**Extrait du texte:**
Vêtues de leur combinaison en néoprène, une quinzaine de personnes aux allures d’hommes-grenouilles traversent tranquillement le centre-ville d’Houlgate (Calvados). Direction : la plage, malgré un ciel plutôt chagrin et une température qui ne dépasse pas les 20 °C. « Moi, je suis petit, alors je vais faire attention aux vagues », annonce en riant Markus Salbot, l’un des membres du groupe. « Hier, j’ai trempé les pieds dans l’eau, mais aujourd’hui, je vais y entrer complètement », se réjouit Hugues X., qui s’apprête à goûter pour la première fois aux joies du longe-côte, cette activité qui consiste à marcher dans la mer, l’eau à hauteur de poitrine. Guidé par les animateurs sportifs de la ville, le petit groupe de Parisiens, tous sans domicile fixe, pénètre lentement dans l’eau pour quelque quarante minutes de balade aquatique.

**Une série d'entrées:**

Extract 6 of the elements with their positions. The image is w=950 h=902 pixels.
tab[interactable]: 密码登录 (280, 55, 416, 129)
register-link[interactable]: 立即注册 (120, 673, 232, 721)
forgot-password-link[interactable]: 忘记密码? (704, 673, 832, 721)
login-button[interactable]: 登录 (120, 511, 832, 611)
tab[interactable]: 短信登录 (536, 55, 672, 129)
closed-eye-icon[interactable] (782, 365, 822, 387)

**Exercices à traiter:**
A. Recopiez à l'identique chacune des lignes de la série d'entrées ci-dessus, sans rien omettre ni modifier.
B. Prolongez le texte sur la sortie de longe-côte à Houlgate en reprenant juste après sa dernière phrase.

**Réponses aux exercices:**
A.
Extract 6 of the elements with their positions. The image is w=950 h=902 pixels.
tab[interactable]: 密码登录 (280, 55, 416, 129)
register-link[interactable]: 立即注册 (120, 673, 232, 721)
forgot-password-link[interactable]: 忘记密码? (704, 673, 832, 721)
login-button[interactable]: 登录 (120, 511, 832, 611)
tab[interactable]: 短信登录 (536, 55, 672, 129)
closed-eye-icon[interactable] (782, 365, 822, 387)

B.
Ils sont de passage à Houlgate grâce à l’association Un Ballon pour l’insertion(1), qui propose des séjours de remobilisation par le sport aux usagers des structures de lutte contre l’exclusion. L’activité a été lancée en 2014 par Benoît Danneau, éducateur spécialisé de formation et longtemps directeur de structures au Secours catholique. Sportif assidu, celui-ci a toujours utilisé l’activité physique dans ses relations avec les personnes en précarité. Depuis le simple match improvisé dans la cour d’un centre d’hébergement jusqu’à l’organisation, à l’été 2011, de l’édition parisienne de la Coupe du monde de foot des sans-abri(2)… « Ce qui m’intéresse, c’est de quelle façon on peut, à partir du sport, enrichir son relationnel, se révéler dans un nouveau contexte et enclencher une nouvelle dynamique », résume celui qui est désormais directeur d’Un Ballon pour l’insertion.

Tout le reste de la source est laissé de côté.